Goal of the exercise
Isolate every line in the data with the string "yhteisön" and copy it.

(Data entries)
__________________________________________________

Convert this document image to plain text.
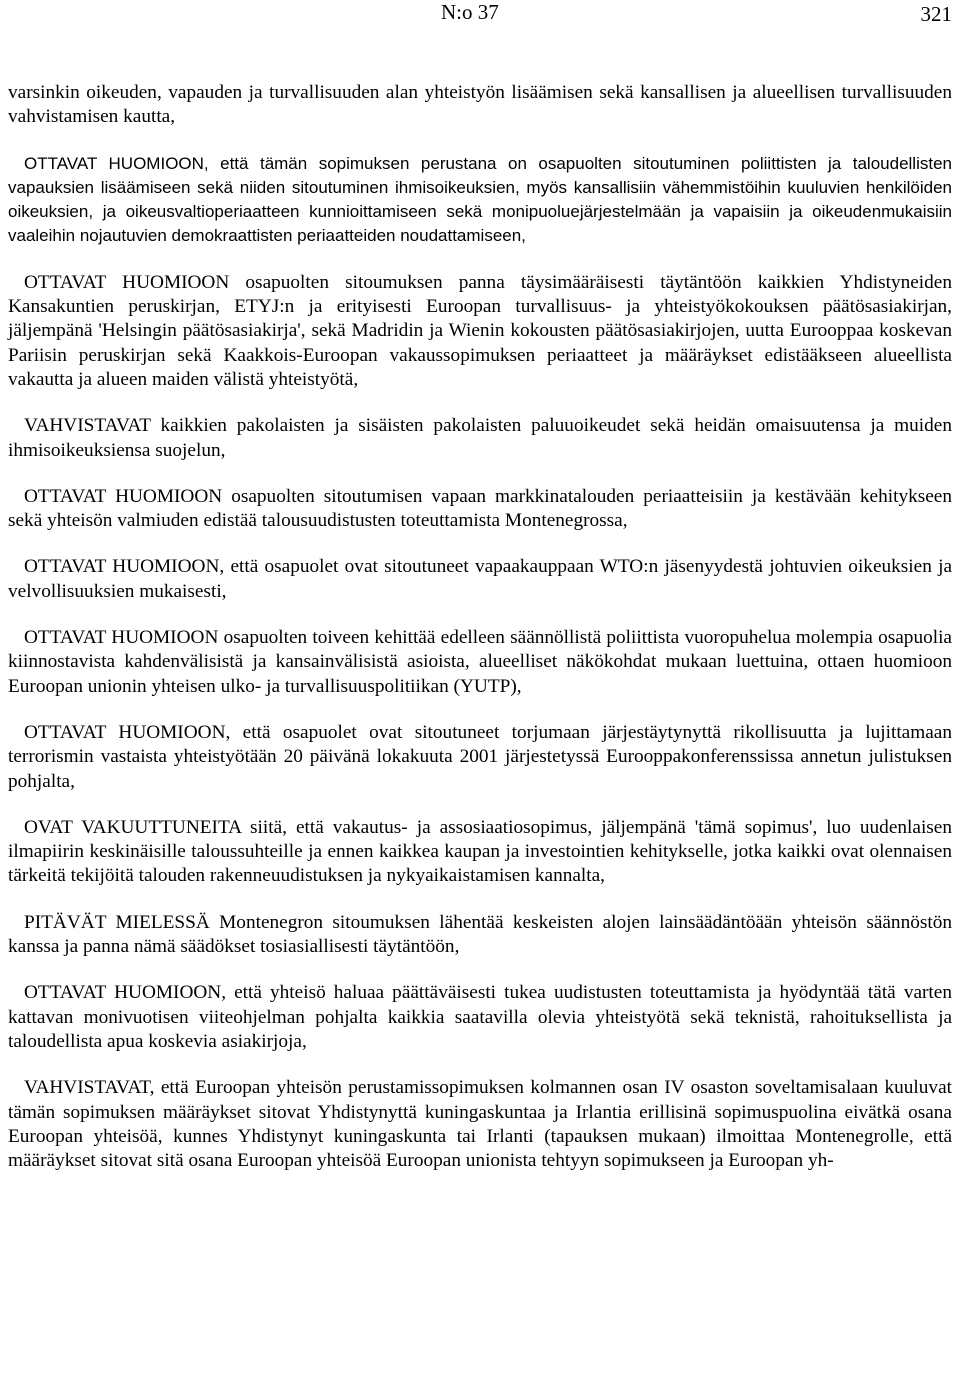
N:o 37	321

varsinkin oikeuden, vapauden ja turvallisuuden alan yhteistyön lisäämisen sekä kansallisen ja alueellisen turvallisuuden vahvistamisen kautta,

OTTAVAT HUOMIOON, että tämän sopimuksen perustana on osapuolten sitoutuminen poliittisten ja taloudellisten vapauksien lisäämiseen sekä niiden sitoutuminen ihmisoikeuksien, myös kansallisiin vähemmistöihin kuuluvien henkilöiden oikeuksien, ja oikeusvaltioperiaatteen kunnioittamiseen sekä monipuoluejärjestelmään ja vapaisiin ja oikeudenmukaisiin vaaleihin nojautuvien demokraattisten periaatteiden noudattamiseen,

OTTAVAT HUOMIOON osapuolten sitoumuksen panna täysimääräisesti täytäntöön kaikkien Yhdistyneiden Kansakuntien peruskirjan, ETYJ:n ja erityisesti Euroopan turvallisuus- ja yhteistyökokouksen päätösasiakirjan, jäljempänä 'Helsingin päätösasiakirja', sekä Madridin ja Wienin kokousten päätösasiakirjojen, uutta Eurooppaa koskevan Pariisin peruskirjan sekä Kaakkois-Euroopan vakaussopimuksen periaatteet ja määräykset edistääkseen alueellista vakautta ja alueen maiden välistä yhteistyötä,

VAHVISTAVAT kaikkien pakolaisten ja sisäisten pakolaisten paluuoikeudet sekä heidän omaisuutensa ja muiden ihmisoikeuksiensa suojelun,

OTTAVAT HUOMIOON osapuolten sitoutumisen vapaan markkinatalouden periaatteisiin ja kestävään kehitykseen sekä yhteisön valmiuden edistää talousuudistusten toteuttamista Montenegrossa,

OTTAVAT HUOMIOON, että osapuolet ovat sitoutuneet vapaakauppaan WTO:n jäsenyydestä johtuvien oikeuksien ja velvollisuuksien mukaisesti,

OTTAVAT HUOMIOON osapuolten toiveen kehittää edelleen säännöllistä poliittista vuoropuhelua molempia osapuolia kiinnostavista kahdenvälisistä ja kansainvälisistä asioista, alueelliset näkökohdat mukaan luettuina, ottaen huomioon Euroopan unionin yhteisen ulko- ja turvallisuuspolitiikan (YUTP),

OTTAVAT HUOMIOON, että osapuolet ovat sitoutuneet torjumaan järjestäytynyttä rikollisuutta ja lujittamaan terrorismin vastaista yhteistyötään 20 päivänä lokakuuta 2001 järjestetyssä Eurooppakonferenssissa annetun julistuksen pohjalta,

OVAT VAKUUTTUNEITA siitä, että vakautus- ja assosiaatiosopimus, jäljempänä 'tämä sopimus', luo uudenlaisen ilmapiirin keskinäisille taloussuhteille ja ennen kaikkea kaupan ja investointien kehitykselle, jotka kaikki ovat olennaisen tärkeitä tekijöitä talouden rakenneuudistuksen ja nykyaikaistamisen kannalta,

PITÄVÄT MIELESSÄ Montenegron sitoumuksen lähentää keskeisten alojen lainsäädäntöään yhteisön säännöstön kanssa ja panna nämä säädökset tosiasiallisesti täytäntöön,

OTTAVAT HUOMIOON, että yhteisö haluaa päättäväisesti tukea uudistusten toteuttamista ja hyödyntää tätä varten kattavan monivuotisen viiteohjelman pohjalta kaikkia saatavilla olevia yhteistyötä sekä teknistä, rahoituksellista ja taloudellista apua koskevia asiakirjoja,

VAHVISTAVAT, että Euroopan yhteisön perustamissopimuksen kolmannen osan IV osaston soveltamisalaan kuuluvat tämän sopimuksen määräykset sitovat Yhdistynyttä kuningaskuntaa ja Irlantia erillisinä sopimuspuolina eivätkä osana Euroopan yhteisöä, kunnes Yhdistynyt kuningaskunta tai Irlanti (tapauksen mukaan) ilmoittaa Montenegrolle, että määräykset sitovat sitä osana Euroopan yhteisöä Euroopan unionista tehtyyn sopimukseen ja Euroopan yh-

__________________________________________________

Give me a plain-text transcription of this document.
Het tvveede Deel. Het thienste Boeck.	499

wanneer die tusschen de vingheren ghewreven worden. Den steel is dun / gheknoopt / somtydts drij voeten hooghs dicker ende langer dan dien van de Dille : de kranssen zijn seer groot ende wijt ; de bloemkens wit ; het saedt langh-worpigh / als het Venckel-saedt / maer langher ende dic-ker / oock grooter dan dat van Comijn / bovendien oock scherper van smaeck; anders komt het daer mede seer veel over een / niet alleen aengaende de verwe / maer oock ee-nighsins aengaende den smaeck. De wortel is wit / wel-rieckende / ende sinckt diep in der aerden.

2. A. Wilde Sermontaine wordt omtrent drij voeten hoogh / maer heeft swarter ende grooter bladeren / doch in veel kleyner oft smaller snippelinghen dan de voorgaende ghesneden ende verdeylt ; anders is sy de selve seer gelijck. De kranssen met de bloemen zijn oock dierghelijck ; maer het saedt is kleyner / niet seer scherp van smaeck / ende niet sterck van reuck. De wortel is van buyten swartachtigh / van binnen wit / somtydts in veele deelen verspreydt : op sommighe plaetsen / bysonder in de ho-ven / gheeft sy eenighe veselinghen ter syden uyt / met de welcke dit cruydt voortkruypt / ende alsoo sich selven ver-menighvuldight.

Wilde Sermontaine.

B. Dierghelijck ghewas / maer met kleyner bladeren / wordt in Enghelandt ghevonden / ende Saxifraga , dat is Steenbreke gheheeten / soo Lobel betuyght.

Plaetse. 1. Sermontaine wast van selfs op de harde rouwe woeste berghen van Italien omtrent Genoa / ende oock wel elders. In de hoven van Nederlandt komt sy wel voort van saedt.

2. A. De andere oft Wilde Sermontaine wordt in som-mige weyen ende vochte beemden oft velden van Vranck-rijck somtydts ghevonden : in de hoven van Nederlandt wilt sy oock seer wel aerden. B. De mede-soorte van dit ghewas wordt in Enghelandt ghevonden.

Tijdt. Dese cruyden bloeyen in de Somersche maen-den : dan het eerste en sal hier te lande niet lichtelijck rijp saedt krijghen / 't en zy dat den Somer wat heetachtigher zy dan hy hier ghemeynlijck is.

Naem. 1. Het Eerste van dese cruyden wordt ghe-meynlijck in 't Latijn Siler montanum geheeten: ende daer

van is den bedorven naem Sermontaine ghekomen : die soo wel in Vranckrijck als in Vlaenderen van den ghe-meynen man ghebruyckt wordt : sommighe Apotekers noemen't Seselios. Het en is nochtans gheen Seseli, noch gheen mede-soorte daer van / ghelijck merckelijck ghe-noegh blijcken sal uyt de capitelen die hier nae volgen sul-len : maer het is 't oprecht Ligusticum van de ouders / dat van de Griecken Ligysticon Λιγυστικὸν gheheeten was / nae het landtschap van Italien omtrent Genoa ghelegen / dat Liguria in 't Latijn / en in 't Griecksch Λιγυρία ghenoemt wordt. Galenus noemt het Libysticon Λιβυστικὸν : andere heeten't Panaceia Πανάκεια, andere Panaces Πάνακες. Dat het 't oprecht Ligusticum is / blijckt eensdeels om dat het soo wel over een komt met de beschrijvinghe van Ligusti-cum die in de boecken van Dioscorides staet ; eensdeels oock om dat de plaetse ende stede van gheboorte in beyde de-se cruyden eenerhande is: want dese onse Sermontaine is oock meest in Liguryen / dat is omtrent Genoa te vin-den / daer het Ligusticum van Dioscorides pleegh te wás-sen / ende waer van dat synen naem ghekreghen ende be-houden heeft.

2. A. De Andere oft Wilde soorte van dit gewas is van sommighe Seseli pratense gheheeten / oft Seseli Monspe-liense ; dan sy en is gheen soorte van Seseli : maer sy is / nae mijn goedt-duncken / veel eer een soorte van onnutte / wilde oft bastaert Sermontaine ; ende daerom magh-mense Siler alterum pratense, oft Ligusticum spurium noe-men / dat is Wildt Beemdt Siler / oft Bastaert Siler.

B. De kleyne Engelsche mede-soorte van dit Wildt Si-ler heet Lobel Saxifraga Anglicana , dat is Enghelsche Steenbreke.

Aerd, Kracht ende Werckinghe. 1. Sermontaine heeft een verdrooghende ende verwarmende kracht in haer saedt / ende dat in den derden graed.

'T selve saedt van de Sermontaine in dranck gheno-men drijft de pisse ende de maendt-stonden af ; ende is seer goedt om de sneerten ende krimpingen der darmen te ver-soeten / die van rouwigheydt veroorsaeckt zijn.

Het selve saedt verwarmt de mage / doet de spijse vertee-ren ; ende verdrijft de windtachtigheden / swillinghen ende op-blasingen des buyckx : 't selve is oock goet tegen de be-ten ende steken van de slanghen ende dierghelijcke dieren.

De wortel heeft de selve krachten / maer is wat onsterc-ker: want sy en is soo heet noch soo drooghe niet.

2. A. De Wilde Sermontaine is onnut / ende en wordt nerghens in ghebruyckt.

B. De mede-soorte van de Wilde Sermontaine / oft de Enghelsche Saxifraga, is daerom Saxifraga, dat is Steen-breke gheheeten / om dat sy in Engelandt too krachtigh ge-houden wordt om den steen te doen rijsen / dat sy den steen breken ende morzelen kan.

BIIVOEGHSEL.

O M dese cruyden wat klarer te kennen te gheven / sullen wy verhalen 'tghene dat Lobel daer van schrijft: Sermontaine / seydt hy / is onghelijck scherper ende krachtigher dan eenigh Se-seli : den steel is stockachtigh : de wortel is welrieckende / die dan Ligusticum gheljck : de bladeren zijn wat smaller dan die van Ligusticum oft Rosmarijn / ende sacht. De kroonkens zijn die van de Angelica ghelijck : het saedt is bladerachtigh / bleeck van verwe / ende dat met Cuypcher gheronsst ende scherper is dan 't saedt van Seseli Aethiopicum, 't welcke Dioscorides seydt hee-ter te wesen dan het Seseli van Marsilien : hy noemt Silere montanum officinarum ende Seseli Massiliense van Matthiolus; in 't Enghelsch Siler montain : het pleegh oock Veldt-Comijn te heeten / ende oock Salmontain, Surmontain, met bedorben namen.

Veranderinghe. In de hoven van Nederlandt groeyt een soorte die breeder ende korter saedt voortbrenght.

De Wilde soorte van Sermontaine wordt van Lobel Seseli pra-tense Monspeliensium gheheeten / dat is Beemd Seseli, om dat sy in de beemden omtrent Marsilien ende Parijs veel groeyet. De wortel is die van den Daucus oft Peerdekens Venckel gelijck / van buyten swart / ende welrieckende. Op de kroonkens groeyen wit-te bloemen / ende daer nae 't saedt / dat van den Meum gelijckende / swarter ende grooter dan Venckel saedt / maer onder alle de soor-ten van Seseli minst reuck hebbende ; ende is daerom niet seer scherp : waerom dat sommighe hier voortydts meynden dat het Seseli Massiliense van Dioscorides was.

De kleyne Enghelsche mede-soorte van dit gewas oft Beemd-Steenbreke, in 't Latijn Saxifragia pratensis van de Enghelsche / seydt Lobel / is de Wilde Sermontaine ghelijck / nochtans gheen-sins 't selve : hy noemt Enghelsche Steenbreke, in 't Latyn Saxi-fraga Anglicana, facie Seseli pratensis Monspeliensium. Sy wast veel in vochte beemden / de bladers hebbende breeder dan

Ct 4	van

__________________________________________________

Answer to this task
OTTAVAT HUOMIOON osapuolten sitoutumisen vapaan markkinatalouden periaatteisiin ja kestävään kehitykseen sekä yhteisön valmiuden edistää talousuudistusten toteuttamista Montenegrossa,
PITÄVÄT MIELESSÄ Montenegron sitoumuksen lähentää keskeisten alojen lainsäädäntöään yhteisön säännöstön kanssa ja panna nämä säädökset tosiasiallisesti täytäntöön,
VAHVISTAVAT, että Euroopan yhteisön perustamissopimuksen kolmannen osan IV osaston soveltamisalaan kuuluvat tämän sopimuksen määräykset sitovat Yhdistynyttä kuningaskuntaa ja Irlantia erillisinä sopimuspuolina eivätkä osana Euroopan yhteisöä, kunnes Yhdistynyt kuningaskunta tai Irlanti (tapauksen mukaan) ilmoittaa Montenegrolle, että määräykset sitovat sitä osana Euroopan yhteisöä Euroopan unionista tehtyyn sopimukseen ja Euroopan yh-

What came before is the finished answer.